Look for "JSON" in the listing below. Gather each line that contains it.

── Supplied records

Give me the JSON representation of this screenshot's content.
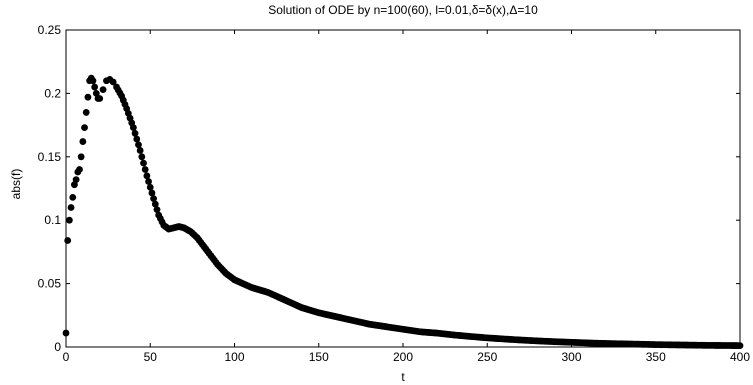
{
  "chart_data": {
    "type": "scatter",
    "title": "Solution of ODE by n=100(60), l=0.01,δ=δ(x),Δ=10",
    "xlabel": "t",
    "ylabel": "abs(f)",
    "xlim": [
      0,
      400
    ],
    "ylim": [
      0,
      0.25
    ],
    "xticks": [
      "0",
      "50",
      "100",
      "150",
      "200",
      "250",
      "300",
      "350",
      "400"
    ],
    "yticks": [
      "0",
      "0.05",
      "0.1",
      "0.15",
      "0.2",
      "0.25"
    ],
    "grid": false,
    "legend": "none",
    "marker_color": "#000000",
    "series": [
      {
        "points": [
          [
            0,
            0.011
          ],
          [
            1,
            0.084
          ],
          [
            2,
            0.1
          ],
          [
            3,
            0.11
          ],
          [
            4,
            0.118
          ],
          [
            5,
            0.128
          ],
          [
            6,
            0.132
          ],
          [
            7,
            0.138
          ],
          [
            8,
            0.14
          ],
          [
            9,
            0.15
          ],
          [
            10,
            0.162
          ],
          [
            11,
            0.173
          ],
          [
            12,
            0.185
          ],
          [
            13,
            0.197
          ],
          [
            14,
            0.21
          ],
          [
            15,
            0.212
          ],
          [
            16,
            0.21
          ],
          [
            17,
            0.205
          ],
          [
            18,
            0.2
          ],
          [
            19,
            0.196
          ],
          [
            20,
            0.196
          ],
          [
            22,
            0.203
          ],
          [
            24,
            0.21
          ],
          [
            26,
            0.211
          ],
          [
            28,
            0.209
          ],
          [
            30,
            0.205
          ],
          [
            33,
            0.198
          ],
          [
            36,
            0.188
          ],
          [
            40,
            0.173
          ],
          [
            44,
            0.155
          ],
          [
            48,
            0.135
          ],
          [
            52,
            0.117
          ],
          [
            55,
            0.104
          ],
          [
            58,
            0.096
          ],
          [
            61,
            0.093
          ],
          [
            64,
            0.094
          ],
          [
            67,
            0.095
          ],
          [
            70,
            0.094
          ],
          [
            74,
            0.091
          ],
          [
            78,
            0.086
          ],
          [
            82,
            0.079
          ],
          [
            86,
            0.072
          ],
          [
            90,
            0.065
          ],
          [
            95,
            0.058
          ],
          [
            100,
            0.053
          ],
          [
            105,
            0.05
          ],
          [
            110,
            0.047
          ],
          [
            115,
            0.045
          ],
          [
            120,
            0.043
          ],
          [
            125,
            0.04
          ],
          [
            130,
            0.037
          ],
          [
            135,
            0.034
          ],
          [
            140,
            0.031
          ],
          [
            145,
            0.029
          ],
          [
            150,
            0.027
          ],
          [
            160,
            0.024
          ],
          [
            170,
            0.021
          ],
          [
            180,
            0.018
          ],
          [
            190,
            0.016
          ],
          [
            200,
            0.014
          ],
          [
            210,
            0.012
          ],
          [
            220,
            0.011
          ],
          [
            230,
            0.0095
          ],
          [
            240,
            0.0083
          ],
          [
            250,
            0.0072
          ],
          [
            260,
            0.0063
          ],
          [
            270,
            0.0055
          ],
          [
            280,
            0.0048
          ],
          [
            290,
            0.0042
          ],
          [
            300,
            0.0037
          ],
          [
            310,
            0.0032
          ],
          [
            320,
            0.0028
          ],
          [
            330,
            0.0025
          ],
          [
            340,
            0.0022
          ],
          [
            350,
            0.0019
          ],
          [
            360,
            0.0017
          ],
          [
            370,
            0.0015
          ],
          [
            380,
            0.0013
          ],
          [
            390,
            0.0012
          ],
          [
            400,
            0.0011
          ]
        ]
      }
    ]
  }
}
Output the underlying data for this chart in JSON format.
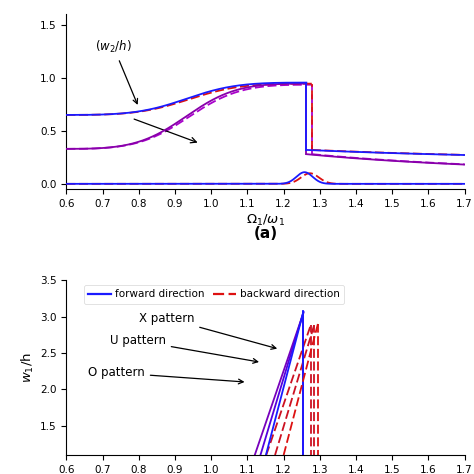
{
  "fig_width": 4.74,
  "fig_height": 4.74,
  "dpi": 100,
  "top_panel": {
    "xlim": [
      0.6,
      1.7
    ],
    "ylim": [
      -0.05,
      1.6
    ],
    "xticks": [
      0.6,
      0.7,
      0.8,
      0.9,
      1.0,
      1.1,
      1.2,
      1.3,
      1.4,
      1.5,
      1.6,
      1.7
    ],
    "yticks": [
      0.0,
      0.5,
      1.0,
      1.5
    ],
    "xlabel": "$\\Omega_1/\\omega_1$",
    "label_a": "(a)",
    "forward_color": "#1a1aff",
    "backward_color": "#dd1111",
    "purple_colors": [
      "#8800aa",
      "#aa00cc"
    ],
    "line_width": 1.3,
    "jump_fwd": 1.263,
    "jump_bwd": 1.278
  },
  "bottom_panel": {
    "xlim": [
      0.6,
      1.7
    ],
    "ylim": [
      1.1,
      3.5
    ],
    "xticks": [
      0.6,
      0.7,
      0.8,
      0.9,
      1.0,
      1.1,
      1.2,
      1.3,
      1.4,
      1.5,
      1.6,
      1.7
    ],
    "yticks": [
      1.5,
      2.0,
      2.5,
      3.0,
      3.5
    ],
    "ylabel": "$w_1$/h",
    "forward_color": "#1a1aff",
    "backward_color": "#dd1111",
    "purple_colors": [
      "#8800aa",
      "#aa00cc"
    ],
    "line_width": 1.3,
    "jump_fwd": 1.255,
    "jump_bwd1": 1.275,
    "jump_bwd2": 1.285,
    "jump_bwd3": 1.295
  }
}
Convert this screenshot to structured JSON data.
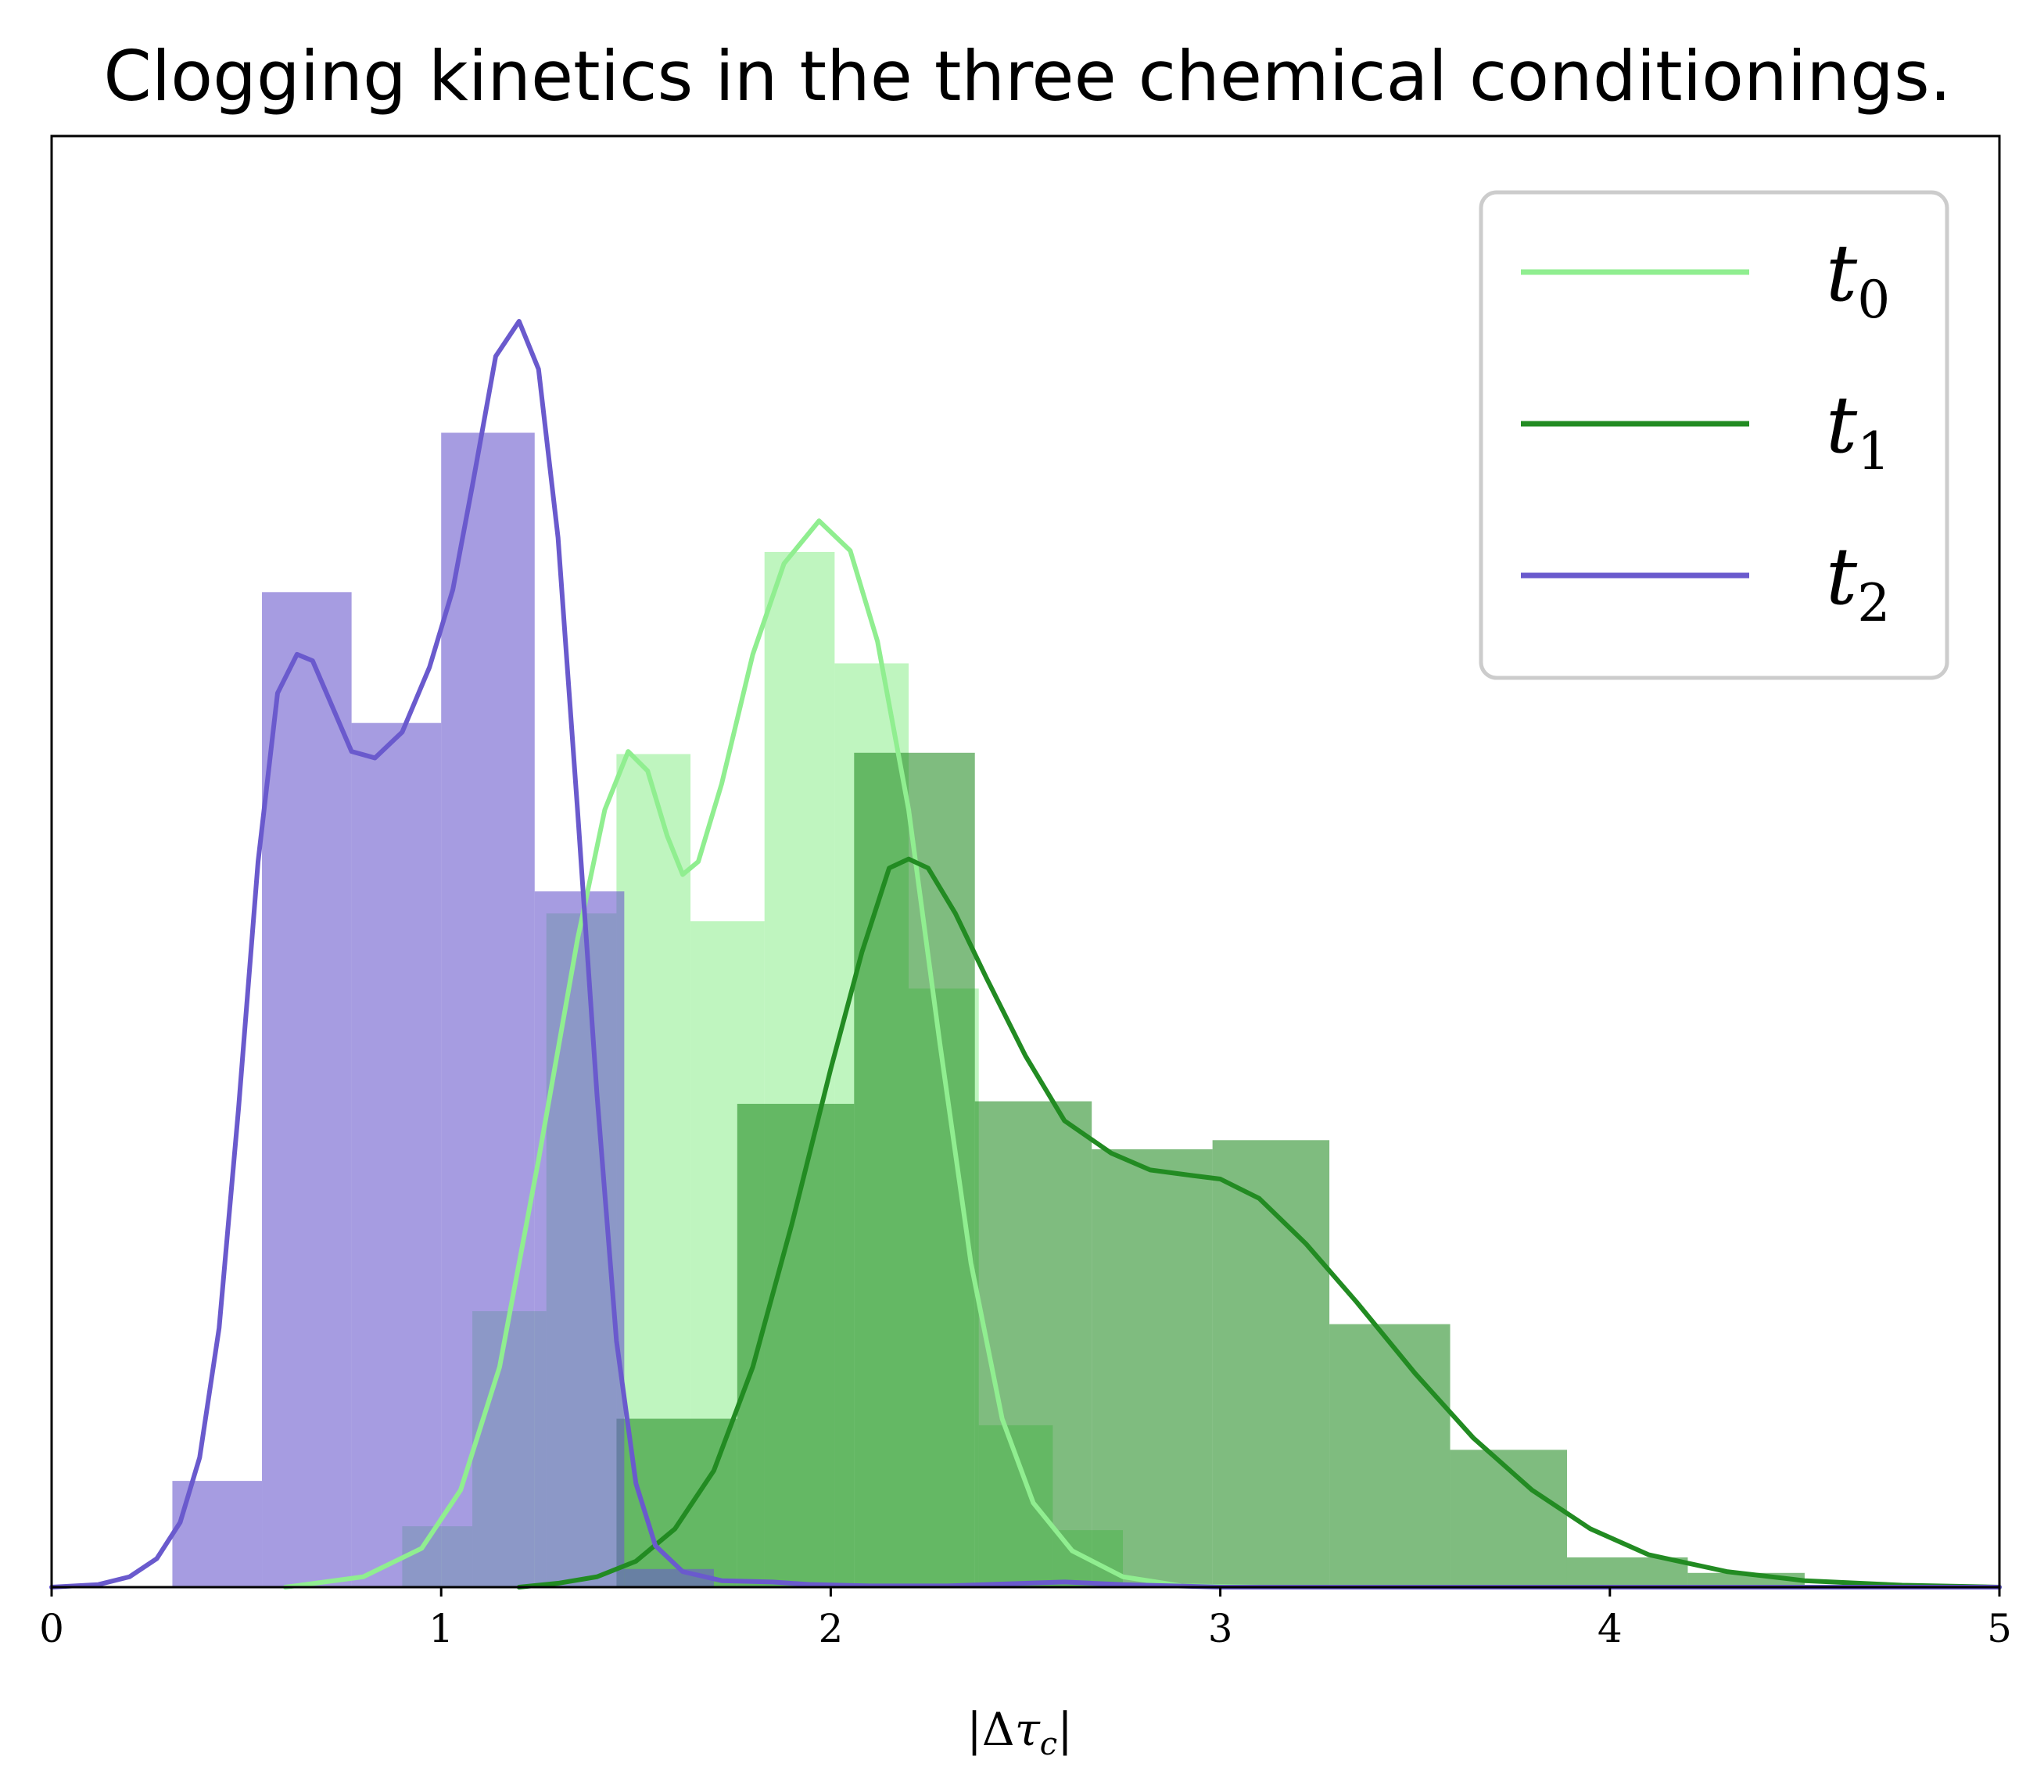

────

§ **The answer**
Give me the JSON representation of this screenshot's content.
Output the underlying data for this chart in JSON format.
Convert this screenshot to structured JSON data.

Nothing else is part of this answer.